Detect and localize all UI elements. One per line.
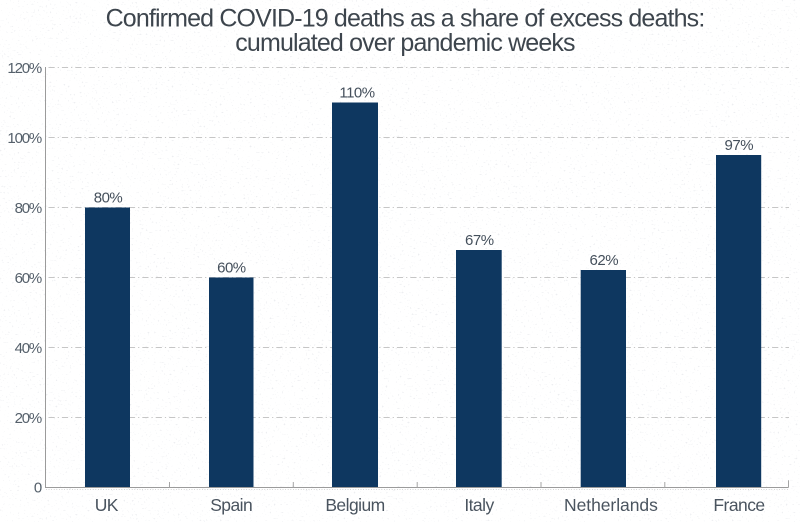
- svg-text:Spain: Spain: [210, 495, 252, 515]
- svg-text:120%: 120%: [7, 60, 41, 77]
- svg-text:60%: 60%: [15, 270, 42, 287]
- svg-text:60%: 60%: [217, 260, 246, 277]
- svg-text:110%: 110%: [339, 85, 374, 102]
- svg-text:67%: 67%: [465, 232, 494, 249]
- svg-text:97%: 97%: [725, 137, 754, 154]
- svg-text:100%: 100%: [7, 130, 41, 147]
- svg-text:62%: 62%: [590, 252, 619, 269]
- svg-text:0: 0: [34, 480, 42, 497]
- svg-text:Italy: Italy: [464, 495, 494, 515]
- svg-text:Confirmed COVID-19 deaths as a: Confirmed COVID-19 deaths as a share of …: [106, 5, 705, 33]
- svg-text:80%: 80%: [94, 190, 123, 207]
- svg-text:France: France: [713, 495, 764, 515]
- svg-text:20%: 20%: [15, 410, 42, 427]
- svg-text:cumulated over pandemic weeks: cumulated over pandemic weeks: [235, 29, 575, 57]
- svg-text:80%: 80%: [15, 200, 42, 217]
- svg-text:UK: UK: [95, 495, 119, 515]
- svg-text:Netherlands: Netherlands: [564, 495, 658, 515]
- svg-text:Belgium: Belgium: [325, 495, 384, 515]
- svg-text:40%: 40%: [15, 340, 42, 357]
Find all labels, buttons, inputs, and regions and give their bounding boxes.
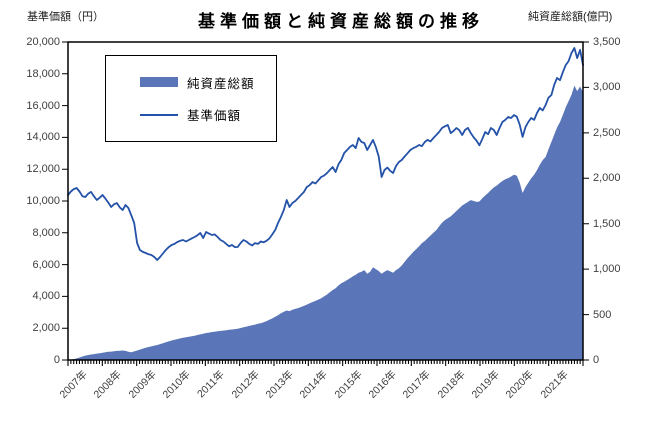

ZADANIE.
Przedstaw wszystkie wiersze powyższych rekordów w postaci listy numerowanej, bez pustych wierszy. Obrazy pomiń w odpowiedzi.

ODPOWIEDŹ.
1. Detect and localize all UI elements. One per line.
2. - svg-text:Spain: Spain: [210, 495, 252, 515]
3. - svg-text:120%: 120%: [7, 60, 41, 77]
4. - svg-text:60%: 60%: [15, 270, 42, 287]
5. - svg-text:60%: 60%: [217, 260, 246, 277]
6. - svg-text:110%: 110%: [339, 85, 374, 102]
7. - svg-text:67%: 67%: [465, 232, 494, 249]
8. - svg-text:97%: 97%: [725, 137, 754, 154]
9. - svg-text:100%: 100%: [7, 130, 41, 147]
10. - svg-text:62%: 62%: [590, 252, 619, 269]
11. - svg-text:0: 0: [34, 480, 42, 497]
12. - svg-text:Italy: Italy: [464, 495, 494, 515]
13. - svg-text:Confirmed COVID-19 deaths as a: Confirmed COVID-19 deaths as a share of …: [106, 5, 705, 33]
14. - svg-text:80%: 80%: [94, 190, 123, 207]
15. - svg-text:France: France: [713, 495, 764, 515]
16. - svg-text:20%: 20%: [15, 410, 42, 427]
17. - svg-text:cumulated over pandemic weeks: cumulated over pandemic weeks: [235, 29, 575, 57]
18. - svg-text:80%: 80%: [15, 200, 42, 217]
19. - svg-text:UK: UK: [95, 495, 119, 515]
20. - svg-text:Netherlands: Netherlands: [564, 495, 658, 515]
21. - svg-text:Belgium: Belgium: [325, 495, 384, 515]
22. - svg-text:40%: 40%: [15, 340, 42, 357]
23. Find all labels, buttons, inputs, and regions and give their bounding boxes.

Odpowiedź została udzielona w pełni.